> [WRITTEN EXERCISE]: Pick out each line of the records in which the word "this" appears.

Stored items from a collection

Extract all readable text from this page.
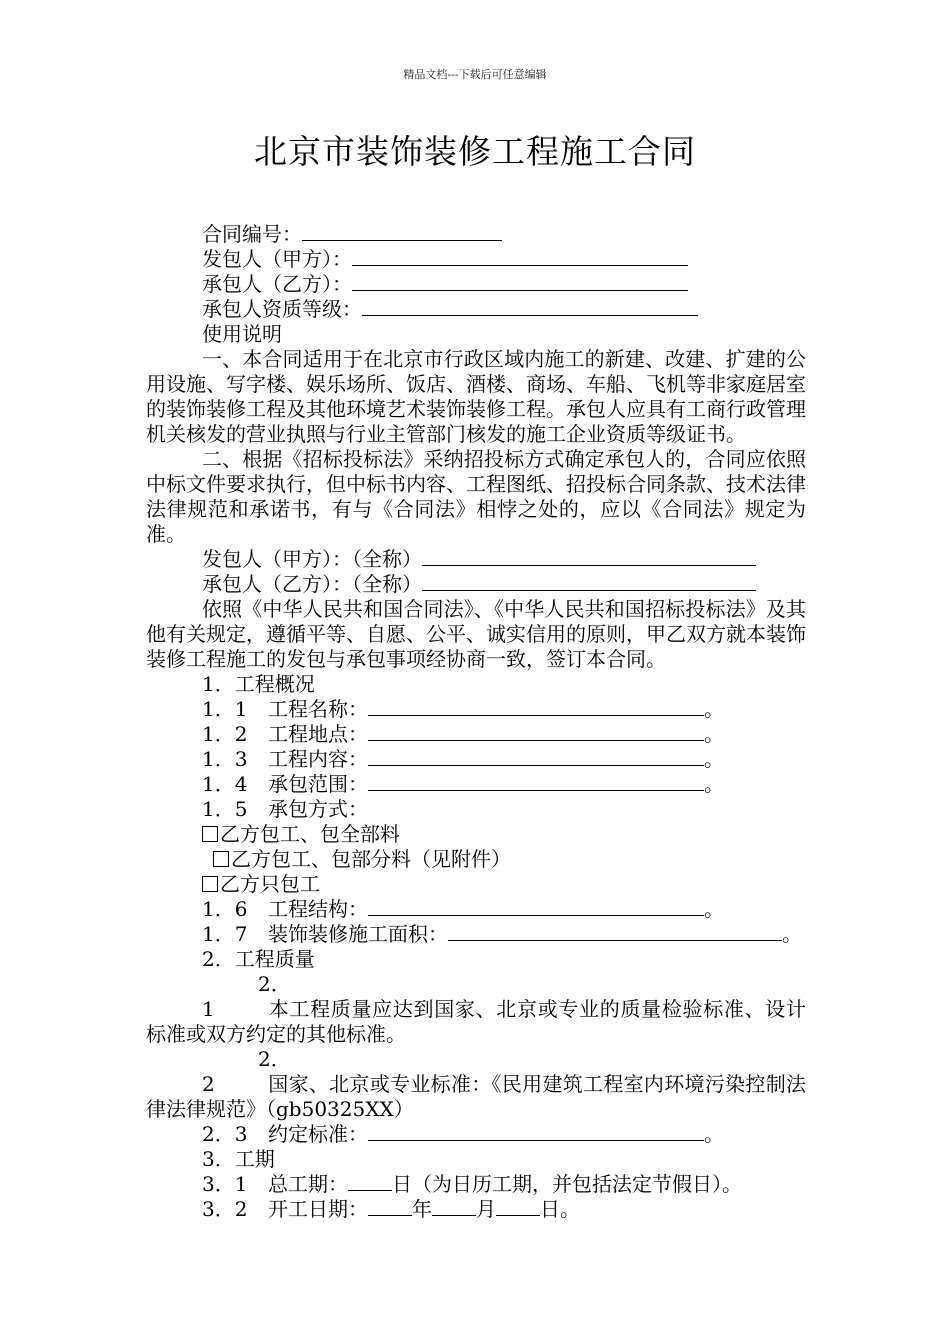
精品文档---下载后可任意编辑
北京市装饰装修工程施工合同
合同编号：
发包人（甲方）：
承包人（乙方）：
承包人资质等级：
使用说明
一、本合同适用于在北京市行政区域内施工的新建、改建、扩建的公用设施、写字楼、娱乐场所、饭店、酒楼、商场、车船、飞机等非家庭居室的装饰装修工程及其他环境艺术装饰装修工程。承包人应具有工商行政管理机关核发的营业执照与行业主管部门核发的施工企业资质等级证书。
二、根据《招标投标法》采纳招投标方式确定承包人的，合同应依照中标文件要求执行，但中标书内容、工程图纸、招投标合同条款、技术法律法律规范和承诺书，有与《合同法》相悖之处的，应以《合同法》规定为准。
发包人（甲方）：（全称）
承包人（乙方）：（全称）
依照《中华人民共和国合同法》、《中华人民共和国招标投标法》及其他有关规定，遵循平等、自愿、公平、诚实信用的原则，甲乙双方就本装饰装修工程施工的发包与承包事项经协商一致，签订本合同。
1．工程概况
1．1 工程名称：	。
1．2 工程地点：	。
1．3 工程内容：	。
1．4 承包范围：	。
1．5 承包方式：
乙方包工、包全部料
乙方包工、包部分料（见附件）
乙方只包工
1．6 工程结构：	。
1．7 装饰装修施工面积：	。
2．工程质量
2．1	本工程质量应达到国家、北京或专业的质量检验标准、设计标准或双方约定的其他标准。
2．2	国家、北京或专业标准：《民用建筑工程室内环境污染控制法律法律规范》（gb50325XX）
2．3 约定标准：	。
3．工期
3．1 总工期： 日（为日历工期，并包括法定节假日）。
3．2 开工日期： 年 月 日。
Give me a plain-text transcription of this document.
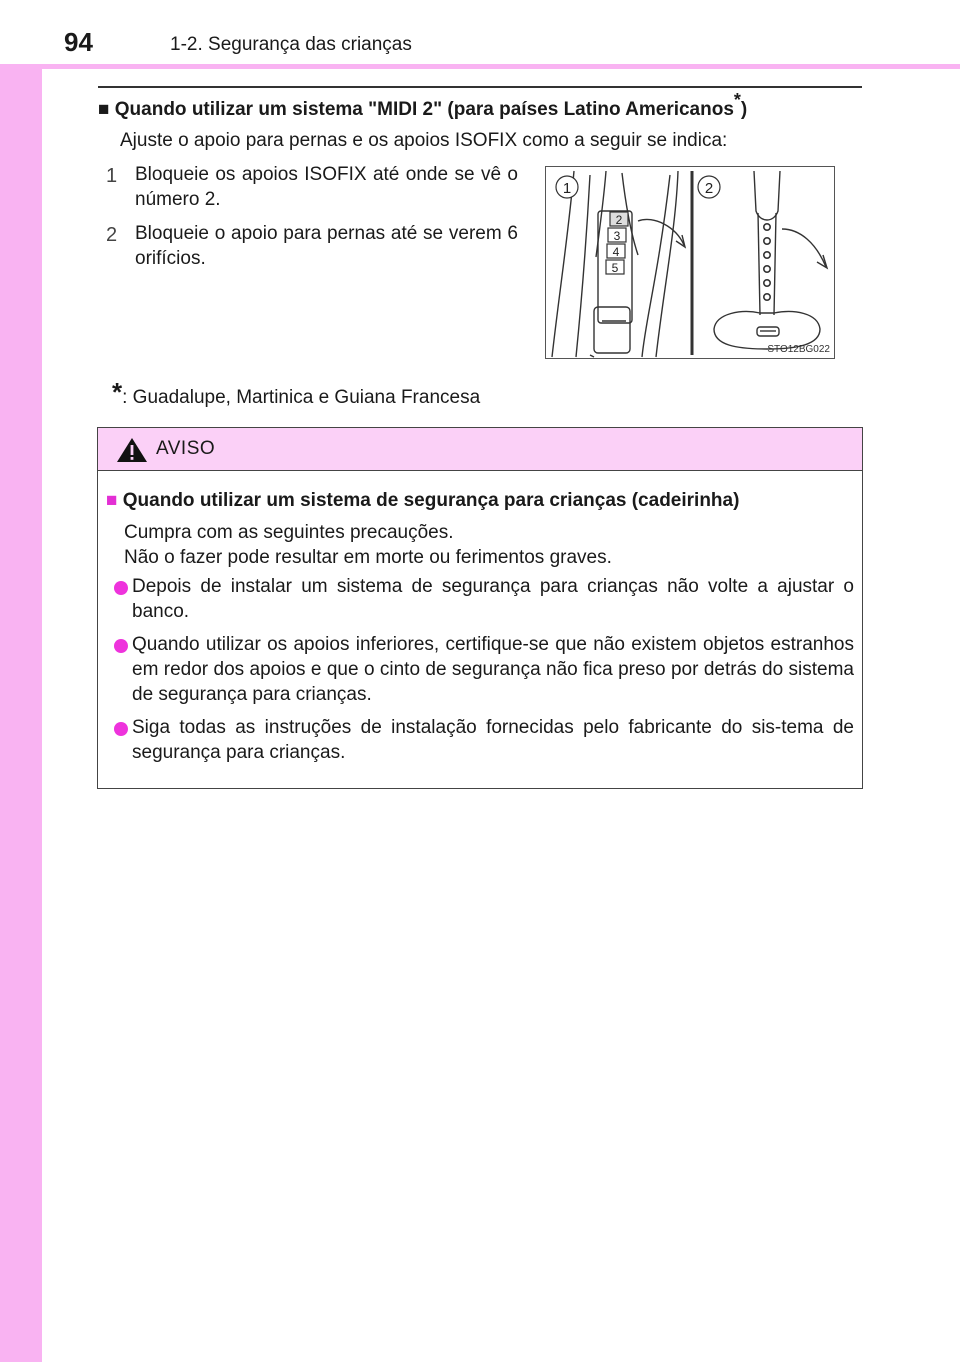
94	1-2. Segurança das crianças
■ Quando utilizar um sistema "MIDI 2" (para países Latino Americanos*)
Ajuste o apoio para pernas e os apoios ISOFIX como a seguir se indica:
1 Bloqueie os apoios ISOFIX até onde se vê o número 2.
2 Bloqueie o apoio para pernas até se verem 6 orifícios.
2
3
4
5
1	2
STO12BG022
*: Guadalupe, Martinica e Guiana Francesa
AVISO
■ Quando utilizar um sistema de segurança para crianças (cadeirinha)
Cumpra com as seguintes precauções.
Não o fazer pode resultar em morte ou ferimentos graves.
Depois de instalar um sistema de segurança para crianças não volte a ajustar o banco.
Quando utilizar os apoios inferiores, certifique-se que não existem objetos estranhos em redor dos apoios e que o cinto de segurança não fica preso por detrás do sistema de segurança para crianças.
Siga todas as instruções de instalação fornecidas pelo fabricante do sis-tema de segurança para crianças.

> [FINAL RESULT]:
Extract all readable text from this page.
Give me a plain-text transcription of this document.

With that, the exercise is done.